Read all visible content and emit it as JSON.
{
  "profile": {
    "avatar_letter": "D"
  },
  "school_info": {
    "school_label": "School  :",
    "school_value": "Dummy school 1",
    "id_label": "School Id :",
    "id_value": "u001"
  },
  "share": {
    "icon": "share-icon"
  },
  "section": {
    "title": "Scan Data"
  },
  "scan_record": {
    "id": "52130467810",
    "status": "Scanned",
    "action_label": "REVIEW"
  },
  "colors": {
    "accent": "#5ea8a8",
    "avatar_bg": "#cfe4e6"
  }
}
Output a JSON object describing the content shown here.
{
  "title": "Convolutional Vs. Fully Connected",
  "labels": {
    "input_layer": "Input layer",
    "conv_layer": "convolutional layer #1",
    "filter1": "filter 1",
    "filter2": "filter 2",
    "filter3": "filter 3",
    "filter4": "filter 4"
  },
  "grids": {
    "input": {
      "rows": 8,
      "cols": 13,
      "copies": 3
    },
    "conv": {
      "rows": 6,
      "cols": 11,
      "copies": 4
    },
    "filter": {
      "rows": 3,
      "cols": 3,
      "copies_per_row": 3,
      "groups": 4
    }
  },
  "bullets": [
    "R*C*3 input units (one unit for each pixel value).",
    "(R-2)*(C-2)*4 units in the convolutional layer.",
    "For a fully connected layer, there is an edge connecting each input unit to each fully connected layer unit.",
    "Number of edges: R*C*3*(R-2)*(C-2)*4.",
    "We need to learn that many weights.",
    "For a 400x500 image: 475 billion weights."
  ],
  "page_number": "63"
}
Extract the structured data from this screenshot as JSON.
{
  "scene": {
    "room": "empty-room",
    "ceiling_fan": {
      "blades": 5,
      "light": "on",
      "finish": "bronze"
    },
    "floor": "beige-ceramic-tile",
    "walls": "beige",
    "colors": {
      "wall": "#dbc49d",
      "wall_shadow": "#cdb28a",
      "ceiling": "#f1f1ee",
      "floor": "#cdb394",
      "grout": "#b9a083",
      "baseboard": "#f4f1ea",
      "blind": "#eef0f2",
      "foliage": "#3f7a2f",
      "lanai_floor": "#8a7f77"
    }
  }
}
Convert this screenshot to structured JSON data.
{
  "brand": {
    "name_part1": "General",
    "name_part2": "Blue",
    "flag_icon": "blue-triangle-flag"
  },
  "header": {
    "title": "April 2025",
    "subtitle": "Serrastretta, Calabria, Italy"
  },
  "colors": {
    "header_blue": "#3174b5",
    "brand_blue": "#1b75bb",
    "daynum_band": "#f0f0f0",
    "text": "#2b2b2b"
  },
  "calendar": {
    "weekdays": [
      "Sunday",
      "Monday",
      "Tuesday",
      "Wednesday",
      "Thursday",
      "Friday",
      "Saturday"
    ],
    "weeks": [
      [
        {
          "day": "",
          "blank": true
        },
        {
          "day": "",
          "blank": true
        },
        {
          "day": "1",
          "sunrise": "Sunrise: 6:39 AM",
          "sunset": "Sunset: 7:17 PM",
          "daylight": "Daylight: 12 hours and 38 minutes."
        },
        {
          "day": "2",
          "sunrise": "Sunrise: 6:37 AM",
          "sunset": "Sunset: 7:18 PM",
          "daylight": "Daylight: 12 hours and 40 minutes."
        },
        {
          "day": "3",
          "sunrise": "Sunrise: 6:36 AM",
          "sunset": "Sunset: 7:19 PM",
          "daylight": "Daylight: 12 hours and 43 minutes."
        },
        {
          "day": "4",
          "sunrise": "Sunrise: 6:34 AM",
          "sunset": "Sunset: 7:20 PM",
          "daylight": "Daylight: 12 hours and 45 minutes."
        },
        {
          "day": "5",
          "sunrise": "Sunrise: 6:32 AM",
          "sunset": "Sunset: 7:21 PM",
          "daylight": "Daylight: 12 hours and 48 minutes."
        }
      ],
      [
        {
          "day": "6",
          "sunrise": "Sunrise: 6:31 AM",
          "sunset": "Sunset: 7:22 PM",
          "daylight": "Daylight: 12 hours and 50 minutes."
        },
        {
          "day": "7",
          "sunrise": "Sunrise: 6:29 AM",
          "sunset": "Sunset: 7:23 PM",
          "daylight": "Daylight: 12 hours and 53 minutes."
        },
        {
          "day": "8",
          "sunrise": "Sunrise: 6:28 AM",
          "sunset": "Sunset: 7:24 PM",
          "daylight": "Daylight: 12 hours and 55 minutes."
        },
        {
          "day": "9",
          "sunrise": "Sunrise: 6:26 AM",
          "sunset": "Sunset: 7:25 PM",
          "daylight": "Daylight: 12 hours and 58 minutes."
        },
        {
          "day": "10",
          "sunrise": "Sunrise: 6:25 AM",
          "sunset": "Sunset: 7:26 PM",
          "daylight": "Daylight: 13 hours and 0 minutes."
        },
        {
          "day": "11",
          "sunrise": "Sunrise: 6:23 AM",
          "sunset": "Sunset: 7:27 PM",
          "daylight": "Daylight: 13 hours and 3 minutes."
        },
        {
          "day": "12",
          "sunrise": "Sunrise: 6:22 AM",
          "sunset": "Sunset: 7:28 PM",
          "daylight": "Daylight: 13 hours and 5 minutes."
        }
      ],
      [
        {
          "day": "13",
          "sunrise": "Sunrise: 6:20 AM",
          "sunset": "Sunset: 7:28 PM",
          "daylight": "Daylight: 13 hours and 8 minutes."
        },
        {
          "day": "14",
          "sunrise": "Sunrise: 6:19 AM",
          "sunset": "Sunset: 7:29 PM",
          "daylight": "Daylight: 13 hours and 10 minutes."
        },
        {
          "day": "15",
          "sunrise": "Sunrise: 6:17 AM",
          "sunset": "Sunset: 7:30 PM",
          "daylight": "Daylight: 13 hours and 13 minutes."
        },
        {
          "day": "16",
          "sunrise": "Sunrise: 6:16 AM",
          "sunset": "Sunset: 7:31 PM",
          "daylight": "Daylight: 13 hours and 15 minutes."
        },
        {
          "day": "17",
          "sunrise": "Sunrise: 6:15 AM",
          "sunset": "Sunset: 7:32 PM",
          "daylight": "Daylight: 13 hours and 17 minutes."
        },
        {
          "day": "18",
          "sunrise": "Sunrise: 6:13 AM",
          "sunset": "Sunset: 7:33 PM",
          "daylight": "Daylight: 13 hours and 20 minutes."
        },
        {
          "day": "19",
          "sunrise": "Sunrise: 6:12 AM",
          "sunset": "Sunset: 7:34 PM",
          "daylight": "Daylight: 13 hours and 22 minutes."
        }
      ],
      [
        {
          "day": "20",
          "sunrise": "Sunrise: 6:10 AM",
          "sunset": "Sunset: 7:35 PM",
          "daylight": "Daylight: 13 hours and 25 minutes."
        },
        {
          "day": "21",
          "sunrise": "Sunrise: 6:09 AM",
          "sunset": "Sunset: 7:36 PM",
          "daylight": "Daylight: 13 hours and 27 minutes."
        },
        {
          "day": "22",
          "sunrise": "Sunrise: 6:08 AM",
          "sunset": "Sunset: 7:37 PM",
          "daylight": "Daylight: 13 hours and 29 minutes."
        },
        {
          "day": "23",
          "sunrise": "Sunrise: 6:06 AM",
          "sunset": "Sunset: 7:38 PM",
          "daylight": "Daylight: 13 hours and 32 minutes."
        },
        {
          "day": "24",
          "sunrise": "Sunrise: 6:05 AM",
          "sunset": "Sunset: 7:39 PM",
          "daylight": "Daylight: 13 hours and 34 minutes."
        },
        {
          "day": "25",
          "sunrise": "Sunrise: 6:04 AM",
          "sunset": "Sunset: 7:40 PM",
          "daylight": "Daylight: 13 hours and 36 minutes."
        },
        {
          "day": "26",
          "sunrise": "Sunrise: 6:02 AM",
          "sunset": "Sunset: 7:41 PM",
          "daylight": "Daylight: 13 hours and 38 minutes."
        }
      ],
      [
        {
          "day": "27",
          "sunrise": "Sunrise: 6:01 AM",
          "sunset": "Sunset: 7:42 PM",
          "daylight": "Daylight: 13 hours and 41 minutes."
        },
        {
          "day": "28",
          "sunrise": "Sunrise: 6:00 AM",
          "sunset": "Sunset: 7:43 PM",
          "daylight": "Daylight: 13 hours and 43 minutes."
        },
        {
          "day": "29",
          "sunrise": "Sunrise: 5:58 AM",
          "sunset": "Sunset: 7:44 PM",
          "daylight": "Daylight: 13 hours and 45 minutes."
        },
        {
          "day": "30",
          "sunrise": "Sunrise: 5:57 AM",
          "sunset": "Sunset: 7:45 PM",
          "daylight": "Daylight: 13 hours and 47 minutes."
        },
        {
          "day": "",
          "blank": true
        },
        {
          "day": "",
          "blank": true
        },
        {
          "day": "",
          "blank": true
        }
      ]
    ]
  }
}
━━━━━━━━━━━━━━━━━━━━━━━━━━━━━━
◆ THE EXERCISE: Copy each line above containing the string "this".

◆ CORRECT RESULT:
Extract the structured data from this screenshot as JSON.
Convert this screenshot to structured JSON data.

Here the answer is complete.